━━━━━ RECORDS PROVIDED ━━━━━

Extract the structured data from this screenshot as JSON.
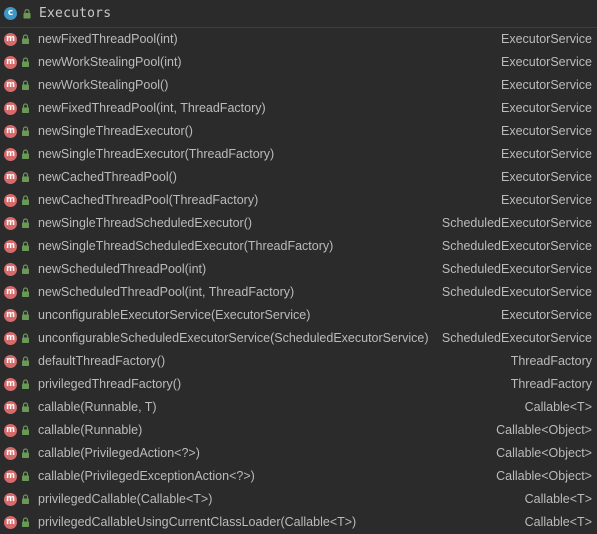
{
  "header": {
    "class_icon_letter": "c",
    "title": "Executors"
  },
  "colors": {
    "background": "#2b2b2b",
    "method_icon": "#d66b6b",
    "class_icon": "#3d97c7",
    "lock_green": "#6a9955",
    "text": "#bbbbbb"
  },
  "method_icon_letter": "m",
  "methods": [
    {
      "name": "newFixedThreadPool(int)",
      "returns": "ExecutorService"
    },
    {
      "name": "newWorkStealingPool(int)",
      "returns": "ExecutorService"
    },
    {
      "name": "newWorkStealingPool()",
      "returns": "ExecutorService"
    },
    {
      "name": "newFixedThreadPool(int, ThreadFactory)",
      "returns": "ExecutorService"
    },
    {
      "name": "newSingleThreadExecutor()",
      "returns": "ExecutorService"
    },
    {
      "name": "newSingleThreadExecutor(ThreadFactory)",
      "returns": "ExecutorService"
    },
    {
      "name": "newCachedThreadPool()",
      "returns": "ExecutorService"
    },
    {
      "name": "newCachedThreadPool(ThreadFactory)",
      "returns": "ExecutorService"
    },
    {
      "name": "newSingleThreadScheduledExecutor()",
      "returns": "ScheduledExecutorService"
    },
    {
      "name": "newSingleThreadScheduledExecutor(ThreadFactory)",
      "returns": "ScheduledExecutorService"
    },
    {
      "name": "newScheduledThreadPool(int)",
      "returns": "ScheduledExecutorService"
    },
    {
      "name": "newScheduledThreadPool(int, ThreadFactory)",
      "returns": "ScheduledExecutorService"
    },
    {
      "name": "unconfigurableExecutorService(ExecutorService)",
      "returns": "ExecutorService"
    },
    {
      "name": "unconfigurableScheduledExecutorService(ScheduledExecutorService)",
      "returns": "ScheduledExecutorService"
    },
    {
      "name": "defaultThreadFactory()",
      "returns": "ThreadFactory"
    },
    {
      "name": "privilegedThreadFactory()",
      "returns": "ThreadFactory"
    },
    {
      "name": "callable(Runnable, T)",
      "returns": "Callable<T>"
    },
    {
      "name": "callable(Runnable)",
      "returns": "Callable<Object>"
    },
    {
      "name": "callable(PrivilegedAction<?>)",
      "returns": "Callable<Object>"
    },
    {
      "name": "callable(PrivilegedExceptionAction<?>)",
      "returns": "Callable<Object>"
    },
    {
      "name": "privilegedCallable(Callable<T>)",
      "returns": "Callable<T>"
    },
    {
      "name": "privilegedCallableUsingCurrentClassLoader(Callable<T>)",
      "returns": "Callable<T>"
    }
  ]
}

━━━━━

All records above are to be printed exactly, minus the pictures they contain.

**RESPONSE TO THE EXERCISE**
Extract the structured data from this screenshot as JSON.
{
  "header": {
    "class_icon_letter": "c",
    "title": "Executors"
  },
  "colors": {
    "background": "#2b2b2b",
    "method_icon": "#d66b6b",
    "class_icon": "#3d97c7",
    "lock_green": "#6a9955",
    "text": "#bbbbbb"
  },
  "method_icon_letter": "m",
  "methods": [
    {
      "name": "newFixedThreadPool(int)",
      "returns": "ExecutorService"
    },
    {
      "name": "newWorkStealingPool(int)",
      "returns": "ExecutorService"
    },
    {
      "name": "newWorkStealingPool()",
      "returns": "ExecutorService"
    },
    {
      "name": "newFixedThreadPool(int, ThreadFactory)",
      "returns": "ExecutorService"
    },
    {
      "name": "newSingleThreadExecutor()",
      "returns": "ExecutorService"
    },
    {
      "name": "newSingleThreadExecutor(ThreadFactory)",
      "returns": "ExecutorService"
    },
    {
      "name": "newCachedThreadPool()",
      "returns": "ExecutorService"
    },
    {
      "name": "newCachedThreadPool(ThreadFactory)",
      "returns": "ExecutorService"
    },
    {
      "name": "newSingleThreadScheduledExecutor()",
      "returns": "ScheduledExecutorService"
    },
    {
      "name": "newSingleThreadScheduledExecutor(ThreadFactory)",
      "returns": "ScheduledExecutorService"
    },
    {
      "name": "newScheduledThreadPool(int)",
      "returns": "ScheduledExecutorService"
    },
    {
      "name": "newScheduledThreadPool(int, ThreadFactory)",
      "returns": "ScheduledExecutorService"
    },
    {
      "name": "unconfigurableExecutorService(ExecutorService)",
      "returns": "ExecutorService"
    },
    {
      "name": "unconfigurableScheduledExecutorService(ScheduledExecutorService)",
      "returns": "ScheduledExecutorService"
    },
    {
      "name": "defaultThreadFactory()",
      "returns": "ThreadFactory"
    },
    {
      "name": "privilegedThreadFactory()",
      "returns": "ThreadFactory"
    },
    {
      "name": "callable(Runnable, T)",
      "returns": "Callable<T>"
    },
    {
      "name": "callable(Runnable)",
      "returns": "Callable<Object>"
    },
    {
      "name": "callable(PrivilegedAction<?>)",
      "returns": "Callable<Object>"
    },
    {
      "name": "callable(PrivilegedExceptionAction<?>)",
      "returns": "Callable<Object>"
    },
    {
      "name": "privilegedCallable(Callable<T>)",
      "returns": "Callable<T>"
    },
    {
      "name": "privilegedCallableUsingCurrentClassLoader(Callable<T>)",
      "returns": "Callable<T>"
    }
  ]
}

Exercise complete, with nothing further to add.